- **PROBLEM STATEMENT**
Each entry in the listing below should be restated word for word.

- **INFORMATION SUPPLIED**
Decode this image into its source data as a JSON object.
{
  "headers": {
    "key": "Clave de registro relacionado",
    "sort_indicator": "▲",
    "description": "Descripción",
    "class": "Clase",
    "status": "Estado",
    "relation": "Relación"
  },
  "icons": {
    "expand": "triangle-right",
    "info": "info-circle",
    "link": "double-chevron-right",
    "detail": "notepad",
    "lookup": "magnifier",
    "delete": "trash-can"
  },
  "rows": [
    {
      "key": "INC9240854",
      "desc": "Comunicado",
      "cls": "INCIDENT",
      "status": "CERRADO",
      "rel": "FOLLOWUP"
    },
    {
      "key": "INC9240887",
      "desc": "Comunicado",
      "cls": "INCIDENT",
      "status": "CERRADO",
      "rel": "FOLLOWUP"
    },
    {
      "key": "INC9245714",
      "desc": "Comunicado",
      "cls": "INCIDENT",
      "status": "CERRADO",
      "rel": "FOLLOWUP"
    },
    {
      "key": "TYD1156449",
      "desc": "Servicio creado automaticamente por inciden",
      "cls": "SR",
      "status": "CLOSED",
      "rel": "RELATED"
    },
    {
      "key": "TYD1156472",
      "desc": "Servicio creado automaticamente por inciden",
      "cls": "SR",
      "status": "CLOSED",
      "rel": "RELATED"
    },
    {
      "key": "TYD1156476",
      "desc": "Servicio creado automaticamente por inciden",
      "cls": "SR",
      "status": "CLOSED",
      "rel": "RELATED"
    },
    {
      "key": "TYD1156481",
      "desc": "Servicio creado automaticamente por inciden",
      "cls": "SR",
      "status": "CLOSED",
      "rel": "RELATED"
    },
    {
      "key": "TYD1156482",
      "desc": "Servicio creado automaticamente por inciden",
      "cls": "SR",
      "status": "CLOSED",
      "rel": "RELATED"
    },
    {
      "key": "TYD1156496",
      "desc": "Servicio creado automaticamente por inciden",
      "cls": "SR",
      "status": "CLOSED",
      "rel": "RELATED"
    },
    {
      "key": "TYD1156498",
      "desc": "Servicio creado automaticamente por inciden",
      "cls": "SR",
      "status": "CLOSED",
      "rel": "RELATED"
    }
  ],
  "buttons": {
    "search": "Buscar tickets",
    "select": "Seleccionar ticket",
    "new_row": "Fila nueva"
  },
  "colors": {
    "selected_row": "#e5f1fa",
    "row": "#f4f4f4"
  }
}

- **RESPONSE BELOW**
Decode this image into its source data as a JSON object.
{
  "headers": {
    "key": "Clave de registro relacionado",
    "sort_indicator": "▲",
    "description": "Descripción",
    "class": "Clase",
    "status": "Estado",
    "relation": "Relación"
  },
  "icons": {
    "expand": "triangle-right",
    "info": "info-circle",
    "link": "double-chevron-right",
    "detail": "notepad",
    "lookup": "magnifier",
    "delete": "trash-can"
  },
  "rows": [
    {
      "key": "INC9240854",
      "desc": "Comunicado",
      "cls": "INCIDENT",
      "status": "CERRADO",
      "rel": "FOLLOWUP"
    },
    {
      "key": "INC9240887",
      "desc": "Comunicado",
      "cls": "INCIDENT",
      "status": "CERRADO",
      "rel": "FOLLOWUP"
    },
    {
      "key": "INC9245714",
      "desc": "Comunicado",
      "cls": "INCIDENT",
      "status": "CERRADO",
      "rel": "FOLLOWUP"
    },
    {
      "key": "TYD1156449",
      "desc": "Servicio creado automaticamente por inciden",
      "cls": "SR",
      "status": "CLOSED",
      "rel": "RELATED"
    },
    {
      "key": "TYD1156472",
      "desc": "Servicio creado automaticamente por inciden",
      "cls": "SR",
      "status": "CLOSED",
      "rel": "RELATED"
    },
    {
      "key": "TYD1156476",
      "desc": "Servicio creado automaticamente por inciden",
      "cls": "SR",
      "status": "CLOSED",
      "rel": "RELATED"
    },
    {
      "key": "TYD1156481",
      "desc": "Servicio creado automaticamente por inciden",
      "cls": "SR",
      "status": "CLOSED",
      "rel": "RELATED"
    },
    {
      "key": "TYD1156482",
      "desc": "Servicio creado automaticamente por inciden",
      "cls": "SR",
      "status": "CLOSED",
      "rel": "RELATED"
    },
    {
      "key": "TYD1156496",
      "desc": "Servicio creado automaticamente por inciden",
      "cls": "SR",
      "status": "CLOSED",
      "rel": "RELATED"
    },
    {
      "key": "TYD1156498",
      "desc": "Servicio creado automaticamente por inciden",
      "cls": "SR",
      "status": "CLOSED",
      "rel": "RELATED"
    }
  ],
  "buttons": {
    "search": "Buscar tickets",
    "select": "Seleccionar ticket",
    "new_row": "Fila nueva"
  },
  "colors": {
    "selected_row": "#e5f1fa",
    "row": "#f4f4f4"
  }
}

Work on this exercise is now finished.